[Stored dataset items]
◇ ◇ ◇ ◇ ◇ ◇ ◇
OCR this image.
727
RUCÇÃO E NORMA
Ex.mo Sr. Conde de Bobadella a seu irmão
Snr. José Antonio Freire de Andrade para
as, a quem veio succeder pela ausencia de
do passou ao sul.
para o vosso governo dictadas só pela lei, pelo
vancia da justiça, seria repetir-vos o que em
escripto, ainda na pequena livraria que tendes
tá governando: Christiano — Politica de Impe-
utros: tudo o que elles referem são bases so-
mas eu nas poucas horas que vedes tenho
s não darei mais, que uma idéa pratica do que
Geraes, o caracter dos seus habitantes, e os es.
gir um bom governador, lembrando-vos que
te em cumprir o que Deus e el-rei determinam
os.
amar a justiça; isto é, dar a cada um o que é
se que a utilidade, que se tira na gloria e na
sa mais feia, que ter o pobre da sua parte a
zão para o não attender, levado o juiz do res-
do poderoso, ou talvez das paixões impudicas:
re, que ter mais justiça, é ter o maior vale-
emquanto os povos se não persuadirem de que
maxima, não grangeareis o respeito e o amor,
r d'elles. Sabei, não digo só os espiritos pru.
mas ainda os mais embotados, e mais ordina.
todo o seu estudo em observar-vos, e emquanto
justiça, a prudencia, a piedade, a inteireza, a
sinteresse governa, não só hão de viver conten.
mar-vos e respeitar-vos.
◇ ◇ ◇ ◇ ◇ ◇ ◇
**STATED GOAL**.
Which lines include the word "pela"? List them all.

**WORKED SOLUTION**.
as, a quem veio succeder pela ausencia de
para o vosso governo dictadas só pela lei, pelo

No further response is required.